● **Short exercise**: All entries below need to be written out exactly, but without their pictures.

(Saved entries)
►

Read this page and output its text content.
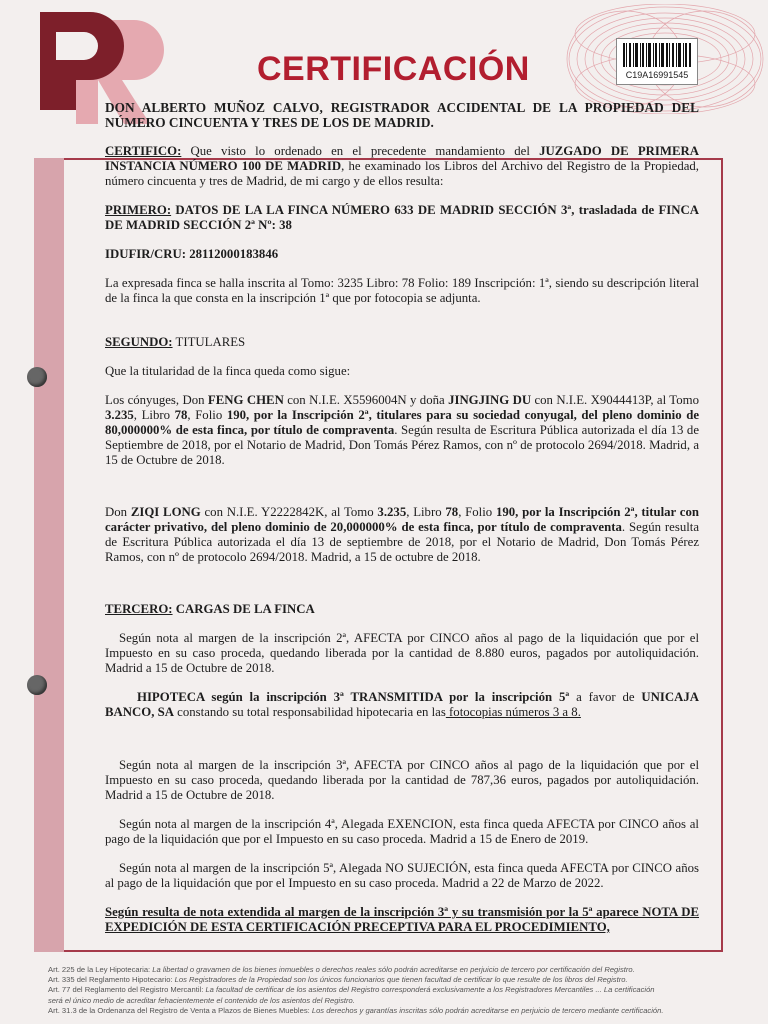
CERTIFICACIÓN	C19A16991545

DON ALBERTO MUÑOZ CALVO, REGISTRADOR ACCIDENTAL DE LA PROPIEDAD DEL NÚMERO CINCUENTA Y TRES DE LOS DE MADRID.

CERTIFICO: Que visto lo ordenado en el precedente mandamiento del JUZGADO DE PRIMERA INSTANCIA NÚMERO 100 DE MADRID, he examinado los Libros del Archivo del Registro de la Propiedad, número cincuenta y tres de Madrid, de mi cargo y de ellos resulta:

PRIMERO: DATOS DE LA LA FINCA NÚMERO 633 DE MADRID SECCIÓN 3ª, trasladada de FINCA DE MADRID SECCIÓN 2ª Nº: 38

IDUFIR/CRU: 28112000183846

La expresada finca se halla inscrita al Tomo: 3235 Libro: 78 Folio: 189 Inscripción: 1ª, siendo su descripción literal de la finca la que consta en la inscripción 1ª que por fotocopia se adjunta.

SEGUNDO: TITULARES

Que la titularidad de la finca queda como sigue:

Los cónyuges, Don FENG CHEN con N.I.E. X5596004N y doña JINGJING DU con N.I.E. X9044413P, al Tomo 3.235, Libro 78, Folio 190, por la Inscripción 2ª, titulares para su sociedad conyugal, del pleno dominio de 80,000000% de esta finca, por título de compraventa. Según resulta de Escritura Pública autorizada el día 13 de Septiembre de 2018, por el Notario de Madrid, Don Tomás Pérez Ramos, con nº de protocolo 2694/2018. Madrid, a 15 de Octubre de 2018.

Don ZIQI LONG con N.I.E. Y2222842K, al Tomo 3.235, Libro 78, Folio 190, por la Inscripción 2ª, titular con carácter privativo, del pleno dominio de 20,000000% de esta finca, por título de compraventa. Según resulta de Escritura Pública autorizada el día 13 de septiembre de 2018, por el Notario de Madrid, Don Tomás Pérez Ramos, con nº de protocolo 2694/2018. Madrid, a 15 de octubre de 2018.

TERCERO: CARGAS DE LA FINCA

Según nota al margen de la inscripción 2ª, AFECTA por CINCO años al pago de la liquidación que por el Impuesto en su caso proceda, quedando liberada por la cantidad de 8.880 euros, pagados por autoliquidación. Madrid a 15 de Octubre de 2018.

HIPOTECA según la inscripción 3ª TRANSMITIDA por la inscripción 5ª a favor de UNICAJA BANCO, SA constando su total responsabilidad hipotecaria en las fotocopias números 3 a 8.

Según nota al margen de la inscripción 3ª, AFECTA por CINCO años al pago de la liquidación que por el Impuesto en su caso proceda, quedando liberada por la cantidad de 787,36 euros, pagados por autoliquidación. Madrid a 15 de Octubre de 2018.

Según nota al margen de la inscripción 4ª, Alegada EXENCION, esta finca queda AFECTA por CINCO años al pago de la liquidación que por el Impuesto en su caso proceda. Madrid a 15 de Enero de 2019.

Según nota al margen de la inscripción 5ª, Alegada NO SUJECIÓN, esta finca queda AFECTA por CINCO años al pago de la liquidación que por el Impuesto en su caso proceda. Madrid a 22 de Marzo de 2022.

Según resulta de nota extendida al margen de la inscripción 3ª y su transmisión por la 5ª aparece NOTA DE EXPEDICIÓN DE ESTA CERTIFICACIÓN PRECEPTIVA PARA EL PROCEDIMIENTO,

Art. 225 de la Ley Hipotecaria: La libertad o gravamen de los bienes inmuebles o derechos reales sólo podrán acreditarse en perjuicio de tercero por certificación del Registro.
Art. 335 del Reglamento Hipotecario: Los Registradores de la Propiedad son los únicos funcionarios que tienen facultad de certificar lo que resulte de los libros del Registro.
Art. 77 del Reglamento del Registro Mercantil: La facultad de certificar de los asientos del Registro corresponderá exclusivamente a los Registradores Mercantiles ... La certificación
será el único medio de acreditar fehacientemente el contenido de los asientos del Registro.
Art. 31.3 de la Ordenanza del Registro de Venta a Plazos de Bienes Muebles: Los derechos y garantías inscritas sólo podrán acreditarse en perjuicio de tercero mediante certificación.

◄

● **Reply to the exercise**:
Read this page and output its text content.
CERTIFICACIÓN	C19A16991545

DON ALBERTO MUÑOZ CALVO, REGISTRADOR ACCIDENTAL DE LA PROPIEDAD DEL NÚMERO CINCUENTA Y TRES DE LOS DE MADRID.

CERTIFICO: Que visto lo ordenado en el precedente mandamiento del JUZGADO DE PRIMERA INSTANCIA NÚMERO 100 DE MADRID, he examinado los Libros del Archivo del Registro de la Propiedad, número cincuenta y tres de Madrid, de mi cargo y de ellos resulta:

PRIMERO: DATOS DE LA LA FINCA NÚMERO 633 DE MADRID SECCIÓN 3ª, trasladada de FINCA DE MADRID SECCIÓN 2ª Nº: 38

IDUFIR/CRU: 28112000183846

La expresada finca se halla inscrita al Tomo: 3235 Libro: 78 Folio: 189 Inscripción: 1ª, siendo su descripción literal de la finca la que consta en la inscripción 1ª que por fotocopia se adjunta.

SEGUNDO: TITULARES

Que la titularidad de la finca queda como sigue:

Los cónyuges, Don FENG CHEN con N.I.E. X5596004N y doña JINGJING DU con N.I.E. X9044413P, al Tomo 3.235, Libro 78, Folio 190, por la Inscripción 2ª, titulares para su sociedad conyugal, del pleno dominio de 80,000000% de esta finca, por título de compraventa. Según resulta de Escritura Pública autorizada el día 13 de Septiembre de 2018, por el Notario de Madrid, Don Tomás Pérez Ramos, con nº de protocolo 2694/2018. Madrid, a 15 de Octubre de 2018.

Don ZIQI LONG con N.I.E. Y2222842K, al Tomo 3.235, Libro 78, Folio 190, por la Inscripción 2ª, titular con carácter privativo, del pleno dominio de 20,000000% de esta finca, por título de compraventa. Según resulta de Escritura Pública autorizada el día 13 de septiembre de 2018, por el Notario de Madrid, Don Tomás Pérez Ramos, con nº de protocolo 2694/2018. Madrid, a 15 de octubre de 2018.

TERCERO: CARGAS DE LA FINCA

Según nota al margen de la inscripción 2ª, AFECTA por CINCO años al pago de la liquidación que por el Impuesto en su caso proceda, quedando liberada por la cantidad de 8.880 euros, pagados por autoliquidación. Madrid a 15 de Octubre de 2018.

HIPOTECA según la inscripción 3ª TRANSMITIDA por la inscripción 5ª a favor de UNICAJA BANCO, SA constando su total responsabilidad hipotecaria en las fotocopias números 3 a 8.

Según nota al margen de la inscripción 3ª, AFECTA por CINCO años al pago de la liquidación que por el Impuesto en su caso proceda, quedando liberada por la cantidad de 787,36 euros, pagados por autoliquidación. Madrid a 15 de Octubre de 2018.

Según nota al margen de la inscripción 4ª, Alegada EXENCION, esta finca queda AFECTA por CINCO años al pago de la liquidación que por el Impuesto en su caso proceda. Madrid a 15 de Enero de 2019.

Según nota al margen de la inscripción 5ª, Alegada NO SUJECIÓN, esta finca queda AFECTA por CINCO años al pago de la liquidación que por el Impuesto en su caso proceda. Madrid a 22 de Marzo de 2022.

Según resulta de nota extendida al margen de la inscripción 3ª y su transmisión por la 5ª aparece NOTA DE EXPEDICIÓN DE ESTA CERTIFICACIÓN PRECEPTIVA PARA EL PROCEDIMIENTO,

Art. 225 de la Ley Hipotecaria: La libertad o gravamen de los bienes inmuebles o derechos reales sólo podrán acreditarse en perjuicio de tercero por certificación del Registro.
Art. 335 del Reglamento Hipotecario: Los Registradores de la Propiedad son los únicos funcionarios que tienen facultad de certificar lo que resulte de los libros del Registro.
Art. 77 del Reglamento del Registro Mercantil: La facultad de certificar de los asientos del Registro corresponderá exclusivamente a los Registradores Mercantiles ... La certificación
será el único medio de acreditar fehacientemente el contenido de los asientos del Registro.
Art. 31.3 de la Ordenanza del Registro de Venta a Plazos de Bienes Muebles: Los derechos y garantías inscritas sólo podrán acreditarse en perjuicio de tercero mediante certificación.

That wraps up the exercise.